To be done. Would you extract the whole listing below and retype it exactly?

Excerpt from a dataset
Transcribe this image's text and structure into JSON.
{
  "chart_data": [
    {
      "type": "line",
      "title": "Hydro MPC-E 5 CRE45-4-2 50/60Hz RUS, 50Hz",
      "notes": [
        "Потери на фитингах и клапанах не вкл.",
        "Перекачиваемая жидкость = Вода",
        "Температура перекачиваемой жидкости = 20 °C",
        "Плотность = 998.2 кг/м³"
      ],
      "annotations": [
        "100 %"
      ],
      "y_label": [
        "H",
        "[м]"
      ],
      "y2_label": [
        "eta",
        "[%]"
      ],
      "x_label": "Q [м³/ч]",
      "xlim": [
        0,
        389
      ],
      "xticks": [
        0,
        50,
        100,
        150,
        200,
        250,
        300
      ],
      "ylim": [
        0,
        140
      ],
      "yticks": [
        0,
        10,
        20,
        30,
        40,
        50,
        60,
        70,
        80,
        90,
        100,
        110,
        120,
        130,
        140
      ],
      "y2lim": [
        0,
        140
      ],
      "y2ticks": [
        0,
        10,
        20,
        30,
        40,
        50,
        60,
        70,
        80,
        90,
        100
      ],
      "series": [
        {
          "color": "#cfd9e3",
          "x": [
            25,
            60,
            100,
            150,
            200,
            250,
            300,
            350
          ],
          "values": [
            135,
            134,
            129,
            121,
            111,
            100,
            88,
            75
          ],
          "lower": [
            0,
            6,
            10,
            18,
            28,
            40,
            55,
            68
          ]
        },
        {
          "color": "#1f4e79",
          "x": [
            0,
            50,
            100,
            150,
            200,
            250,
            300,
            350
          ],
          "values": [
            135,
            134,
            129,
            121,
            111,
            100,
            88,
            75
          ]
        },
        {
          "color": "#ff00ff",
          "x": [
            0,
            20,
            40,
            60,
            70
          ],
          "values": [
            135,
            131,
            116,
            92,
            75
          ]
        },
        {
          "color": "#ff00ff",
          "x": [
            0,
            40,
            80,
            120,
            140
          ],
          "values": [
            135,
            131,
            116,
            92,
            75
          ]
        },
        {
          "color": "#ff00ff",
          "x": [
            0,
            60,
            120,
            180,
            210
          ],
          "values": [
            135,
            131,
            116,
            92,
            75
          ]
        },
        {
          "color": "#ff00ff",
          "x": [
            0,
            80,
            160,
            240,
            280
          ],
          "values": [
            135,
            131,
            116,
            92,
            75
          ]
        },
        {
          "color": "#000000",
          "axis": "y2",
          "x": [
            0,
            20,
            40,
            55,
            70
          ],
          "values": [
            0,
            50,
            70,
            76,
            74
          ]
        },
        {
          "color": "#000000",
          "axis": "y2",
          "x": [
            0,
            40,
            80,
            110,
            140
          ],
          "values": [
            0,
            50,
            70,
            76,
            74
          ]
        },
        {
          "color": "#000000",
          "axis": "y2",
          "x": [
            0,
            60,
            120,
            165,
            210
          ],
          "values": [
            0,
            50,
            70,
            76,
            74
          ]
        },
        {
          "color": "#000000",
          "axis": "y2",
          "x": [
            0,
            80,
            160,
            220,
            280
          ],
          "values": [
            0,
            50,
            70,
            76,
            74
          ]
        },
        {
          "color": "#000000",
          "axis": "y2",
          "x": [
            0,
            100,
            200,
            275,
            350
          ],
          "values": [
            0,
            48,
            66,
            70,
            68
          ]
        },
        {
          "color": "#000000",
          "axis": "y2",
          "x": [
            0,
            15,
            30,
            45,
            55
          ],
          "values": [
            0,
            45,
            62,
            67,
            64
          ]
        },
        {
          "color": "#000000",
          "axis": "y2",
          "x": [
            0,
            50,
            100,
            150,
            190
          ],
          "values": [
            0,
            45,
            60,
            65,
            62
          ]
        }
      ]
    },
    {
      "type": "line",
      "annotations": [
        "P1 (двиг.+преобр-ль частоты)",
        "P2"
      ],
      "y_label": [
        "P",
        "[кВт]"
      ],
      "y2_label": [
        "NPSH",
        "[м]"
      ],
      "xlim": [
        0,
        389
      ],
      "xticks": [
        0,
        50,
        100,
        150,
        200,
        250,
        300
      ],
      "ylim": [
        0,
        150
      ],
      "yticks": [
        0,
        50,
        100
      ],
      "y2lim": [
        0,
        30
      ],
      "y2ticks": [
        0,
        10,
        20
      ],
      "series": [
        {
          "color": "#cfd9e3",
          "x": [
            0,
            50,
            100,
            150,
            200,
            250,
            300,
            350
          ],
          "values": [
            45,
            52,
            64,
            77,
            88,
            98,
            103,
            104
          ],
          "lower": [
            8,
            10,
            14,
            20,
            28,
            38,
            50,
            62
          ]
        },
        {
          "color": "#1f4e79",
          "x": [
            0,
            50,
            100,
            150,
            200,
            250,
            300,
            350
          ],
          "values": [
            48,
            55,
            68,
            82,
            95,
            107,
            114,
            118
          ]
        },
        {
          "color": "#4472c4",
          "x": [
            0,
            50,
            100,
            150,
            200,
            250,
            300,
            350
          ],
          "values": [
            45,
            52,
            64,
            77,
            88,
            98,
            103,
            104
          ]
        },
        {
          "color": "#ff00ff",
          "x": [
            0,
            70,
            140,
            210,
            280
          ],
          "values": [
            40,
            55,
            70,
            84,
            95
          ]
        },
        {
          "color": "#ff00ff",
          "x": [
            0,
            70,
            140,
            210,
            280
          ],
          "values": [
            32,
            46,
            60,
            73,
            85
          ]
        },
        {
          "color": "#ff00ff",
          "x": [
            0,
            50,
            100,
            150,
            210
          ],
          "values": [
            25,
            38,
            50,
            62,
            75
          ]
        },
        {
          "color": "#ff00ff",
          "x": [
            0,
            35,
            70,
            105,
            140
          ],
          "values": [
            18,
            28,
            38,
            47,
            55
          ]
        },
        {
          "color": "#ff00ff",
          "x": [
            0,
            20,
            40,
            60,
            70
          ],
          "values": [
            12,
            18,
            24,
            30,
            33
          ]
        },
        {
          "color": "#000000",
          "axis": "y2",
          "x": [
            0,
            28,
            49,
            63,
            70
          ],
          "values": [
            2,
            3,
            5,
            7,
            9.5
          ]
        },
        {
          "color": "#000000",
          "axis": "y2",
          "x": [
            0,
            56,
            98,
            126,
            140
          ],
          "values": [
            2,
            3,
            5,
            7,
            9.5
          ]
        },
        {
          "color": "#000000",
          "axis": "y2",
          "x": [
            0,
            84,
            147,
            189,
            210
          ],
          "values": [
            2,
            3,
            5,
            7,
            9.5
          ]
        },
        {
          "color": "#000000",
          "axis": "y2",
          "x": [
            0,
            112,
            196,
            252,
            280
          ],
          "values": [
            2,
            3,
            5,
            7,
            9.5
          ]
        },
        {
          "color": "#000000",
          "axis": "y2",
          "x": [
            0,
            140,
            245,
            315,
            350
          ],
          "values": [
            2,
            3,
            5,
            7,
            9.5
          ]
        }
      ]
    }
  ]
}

Reply.
Transcribe this image's text and structure into JSON.
{
  "chart_data": [
    {
      "type": "line",
      "title": "Hydro MPC-E 5 CRE45-4-2 50/60Hz RUS, 50Hz",
      "notes": [
        "Потери на фитингах и клапанах не вкл.",
        "Перекачиваемая жидкость = Вода",
        "Температура перекачиваемой жидкости = 20 °C",
        "Плотность = 998.2 кг/м³"
      ],
      "annotations": [
        "100 %"
      ],
      "y_label": [
        "H",
        "[м]"
      ],
      "y2_label": [
        "eta",
        "[%]"
      ],
      "x_label": "Q [м³/ч]",
      "xlim": [
        0,
        389
      ],
      "xticks": [
        0,
        50,
        100,
        150,
        200,
        250,
        300
      ],
      "ylim": [
        0,
        140
      ],
      "yticks": [
        0,
        10,
        20,
        30,
        40,
        50,
        60,
        70,
        80,
        90,
        100,
        110,
        120,
        130,
        140
      ],
      "y2lim": [
        0,
        140
      ],
      "y2ticks": [
        0,
        10,
        20,
        30,
        40,
        50,
        60,
        70,
        80,
        90,
        100
      ],
      "series": [
        {
          "color": "#cfd9e3",
          "x": [
            25,
            60,
            100,
            150,
            200,
            250,
            300,
            350
          ],
          "values": [
            135,
            134,
            129,
            121,
            111,
            100,
            88,
            75
          ],
          "lower": [
            0,
            6,
            10,
            18,
            28,
            40,
            55,
            68
          ]
        },
        {
          "color": "#1f4e79",
          "x": [
            0,
            50,
            100,
            150,
            200,
            250,
            300,
            350
          ],
          "values": [
            135,
            134,
            129,
            121,
            111,
            100,
            88,
            75
          ]
        },
        {
          "color": "#ff00ff",
          "x": [
            0,
            20,
            40,
            60,
            70
          ],
          "values": [
            135,
            131,
            116,
            92,
            75
          ]
        },
        {
          "color": "#ff00ff",
          "x": [
            0,
            40,
            80,
            120,
            140
          ],
          "values": [
            135,
            131,
            116,
            92,
            75
          ]
        },
        {
          "color": "#ff00ff",
          "x": [
            0,
            60,
            120,
            180,
            210
          ],
          "values": [
            135,
            131,
            116,
            92,
            75
          ]
        },
        {
          "color": "#ff00ff",
          "x": [
            0,
            80,
            160,
            240,
            280
          ],
          "values": [
            135,
            131,
            116,
            92,
            75
          ]
        },
        {
          "color": "#000000",
          "axis": "y2",
          "x": [
            0,
            20,
            40,
            55,
            70
          ],
          "values": [
            0,
            50,
            70,
            76,
            74
          ]
        },
        {
          "color": "#000000",
          "axis": "y2",
          "x": [
            0,
            40,
            80,
            110,
            140
          ],
          "values": [
            0,
            50,
            70,
            76,
            74
          ]
        },
        {
          "color": "#000000",
          "axis": "y2",
          "x": [
            0,
            60,
            120,
            165,
            210
          ],
          "values": [
            0,
            50,
            70,
            76,
            74
          ]
        },
        {
          "color": "#000000",
          "axis": "y2",
          "x": [
            0,
            80,
            160,
            220,
            280
          ],
          "values": [
            0,
            50,
            70,
            76,
            74
          ]
        },
        {
          "color": "#000000",
          "axis": "y2",
          "x": [
            0,
            100,
            200,
            275,
            350
          ],
          "values": [
            0,
            48,
            66,
            70,
            68
          ]
        },
        {
          "color": "#000000",
          "axis": "y2",
          "x": [
            0,
            15,
            30,
            45,
            55
          ],
          "values": [
            0,
            45,
            62,
            67,
            64
          ]
        },
        {
          "color": "#000000",
          "axis": "y2",
          "x": [
            0,
            50,
            100,
            150,
            190
          ],
          "values": [
            0,
            45,
            60,
            65,
            62
          ]
        }
      ]
    },
    {
      "type": "line",
      "annotations": [
        "P1 (двиг.+преобр-ль частоты)",
        "P2"
      ],
      "y_label": [
        "P",
        "[кВт]"
      ],
      "y2_label": [
        "NPSH",
        "[м]"
      ],
      "xlim": [
        0,
        389
      ],
      "xticks": [
        0,
        50,
        100,
        150,
        200,
        250,
        300
      ],
      "ylim": [
        0,
        150
      ],
      "yticks": [
        0,
        50,
        100
      ],
      "y2lim": [
        0,
        30
      ],
      "y2ticks": [
        0,
        10,
        20
      ],
      "series": [
        {
          "color": "#cfd9e3",
          "x": [
            0,
            50,
            100,
            150,
            200,
            250,
            300,
            350
          ],
          "values": [
            45,
            52,
            64,
            77,
            88,
            98,
            103,
            104
          ],
          "lower": [
            8,
            10,
            14,
            20,
            28,
            38,
            50,
            62
          ]
        },
        {
          "color": "#1f4e79",
          "x": [
            0,
            50,
            100,
            150,
            200,
            250,
            300,
            350
          ],
          "values": [
            48,
            55,
            68,
            82,
            95,
            107,
            114,
            118
          ]
        },
        {
          "color": "#4472c4",
          "x": [
            0,
            50,
            100,
            150,
            200,
            250,
            300,
            350
          ],
          "values": [
            45,
            52,
            64,
            77,
            88,
            98,
            103,
            104
          ]
        },
        {
          "color": "#ff00ff",
          "x": [
            0,
            70,
            140,
            210,
            280
          ],
          "values": [
            40,
            55,
            70,
            84,
            95
          ]
        },
        {
          "color": "#ff00ff",
          "x": [
            0,
            70,
            140,
            210,
            280
          ],
          "values": [
            32,
            46,
            60,
            73,
            85
          ]
        },
        {
          "color": "#ff00ff",
          "x": [
            0,
            50,
            100,
            150,
            210
          ],
          "values": [
            25,
            38,
            50,
            62,
            75
          ]
        },
        {
          "color": "#ff00ff",
          "x": [
            0,
            35,
            70,
            105,
            140
          ],
          "values": [
            18,
            28,
            38,
            47,
            55
          ]
        },
        {
          "color": "#ff00ff",
          "x": [
            0,
            20,
            40,
            60,
            70
          ],
          "values": [
            12,
            18,
            24,
            30,
            33
          ]
        },
        {
          "color": "#000000",
          "axis": "y2",
          "x": [
            0,
            28,
            49,
            63,
            70
          ],
          "values": [
            2,
            3,
            5,
            7,
            9.5
          ]
        },
        {
          "color": "#000000",
          "axis": "y2",
          "x": [
            0,
            56,
            98,
            126,
            140
          ],
          "values": [
            2,
            3,
            5,
            7,
            9.5
          ]
        },
        {
          "color": "#000000",
          "axis": "y2",
          "x": [
            0,
            84,
            147,
            189,
            210
          ],
          "values": [
            2,
            3,
            5,
            7,
            9.5
          ]
        },
        {
          "color": "#000000",
          "axis": "y2",
          "x": [
            0,
            112,
            196,
            252,
            280
          ],
          "values": [
            2,
            3,
            5,
            7,
            9.5
          ]
        },
        {
          "color": "#000000",
          "axis": "y2",
          "x": [
            0,
            140,
            245,
            315,
            350
          ],
          "values": [
            2,
            3,
            5,
            7,
            9.5
          ]
        }
      ]
    }
  ]
}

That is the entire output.